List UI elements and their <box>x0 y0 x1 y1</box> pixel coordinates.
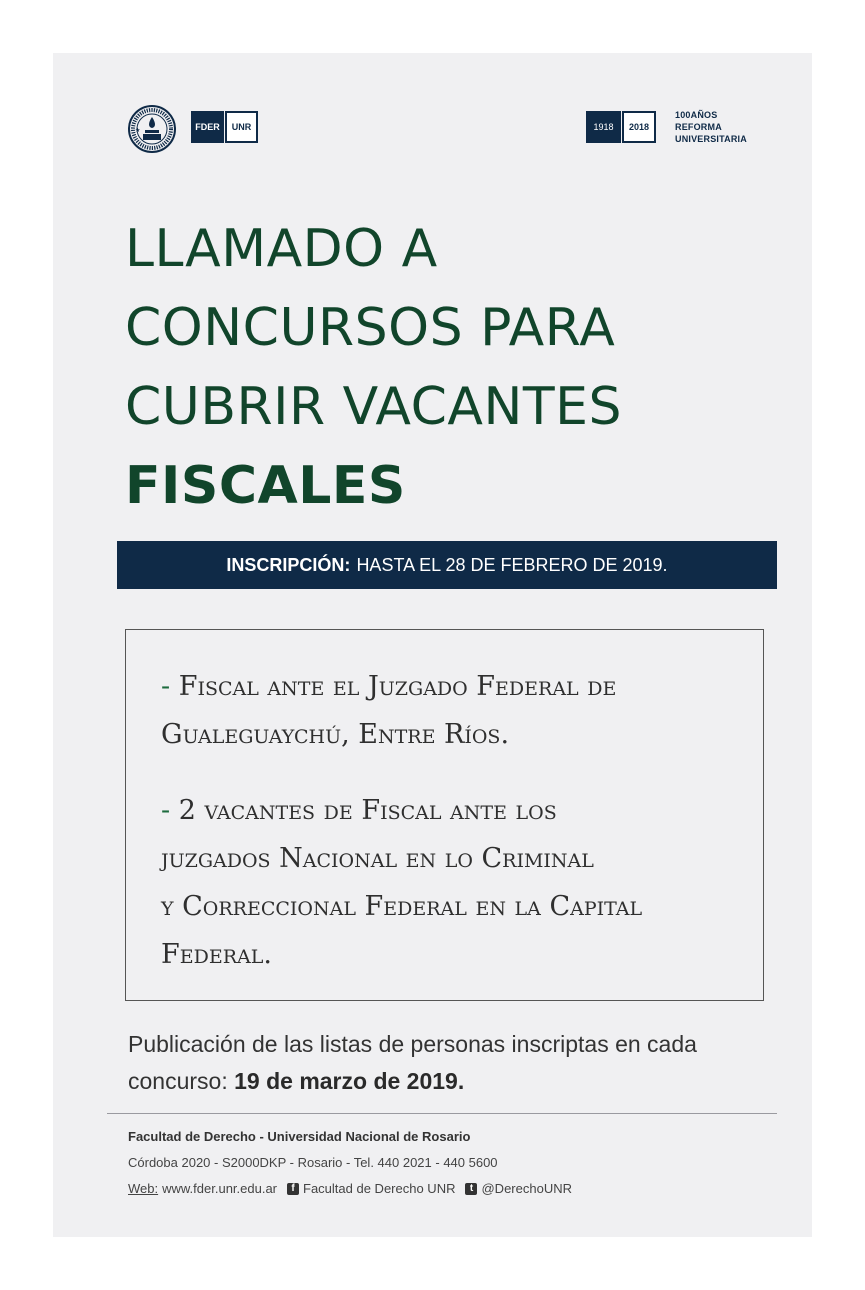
vacancy-1-dash: - <box>161 671 171 702</box>
fder-logo: FDER <box>191 111 224 143</box>
title-line-4: FISCALES <box>125 456 406 516</box>
vacancy-2-dash: - <box>161 795 171 826</box>
facebook-link[interactable]: Facultad de Derecho UNR <box>303 1181 456 1196</box>
facebook-icon: f <box>287 1183 299 1195</box>
vacancy-2-line-3: y Correccional Federal en la Capital <box>161 891 643 922</box>
vacancies-box <box>125 629 764 1001</box>
inscription-deadline: HASTA EL 28 DE FEBRERO DE 2019. <box>356 554 668 575</box>
unr-logo: UNR <box>225 111 258 143</box>
vacancy-2-line-4: Federal. <box>161 939 272 970</box>
centenary-line-1: 100AÑOS <box>675 110 718 120</box>
publication-text: Publicación de las listas de personas inscriptas en cada concurso: <box>128 1031 697 1094</box>
year-1918-badge: 1918 <box>586 111 621 143</box>
twitter-icon: t <box>465 1183 477 1195</box>
title-line-3: CUBRIR VACANTES <box>125 377 622 437</box>
footer-institution: Facultad de Derecho - Universidad Nacional de Rosario <box>128 1129 471 1144</box>
vacancy-1-line-1: Fiscal ante el Juzgado Federal de <box>178 671 617 702</box>
twitter-link[interactable]: @DerechoUNR <box>481 1181 572 1196</box>
centenary-label <box>675 109 747 145</box>
vacancy-item-2 <box>161 787 751 979</box>
year-2018-badge: 2018 <box>622 111 656 143</box>
vacancy-item-1 <box>161 663 616 759</box>
vacancy-1-line-2: Gualeguaychú, Entre Ríos. <box>161 719 510 750</box>
page-title <box>125 210 622 526</box>
vacancy-2-line-2: juzgados Nacional en lo Criminal <box>161 843 594 874</box>
centenary-line-2: REFORMA <box>675 122 722 132</box>
title-line-2: CONCURSOS PARA <box>125 298 616 358</box>
publication-date: 19 de marzo de 2019. <box>234 1068 465 1094</box>
web-label: Web: <box>128 1181 159 1196</box>
inscription-label: INSCRIPCIÓN: <box>226 554 351 575</box>
footer-divider <box>107 1113 777 1114</box>
footer-address: Córdoba 2020 - S2000DKP - Rosario - Tel. 440 2021 - 440 5600 <box>128 1155 498 1170</box>
footer-contacts <box>128 1181 572 1196</box>
vacancy-2-line-1: 2 vacantes de Fiscal ante los <box>178 795 557 826</box>
publication-notice <box>128 1026 768 1100</box>
title-line-1: LLAMADO A <box>125 219 438 279</box>
university-seal-icon <box>127 104 177 154</box>
centenary-line-3: UNIVERSITARIA <box>675 134 747 144</box>
web-link[interactable]: www.fder.unr.edu.ar <box>162 1181 278 1196</box>
inscription-banner <box>117 541 777 589</box>
svg-text:★: ★ <box>135 128 141 134</box>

++++

TASK TO COMPLETE.
Which lines of the records above contain the string "fder"? Copy each of those lines in full.

REPLY TO THE EXERCISE.
fder-logo: FDER <box>191 111 224 143</box>
web-link[interactable]: www.fder.unr.edu.ar <box>162 1181 278 1196</box>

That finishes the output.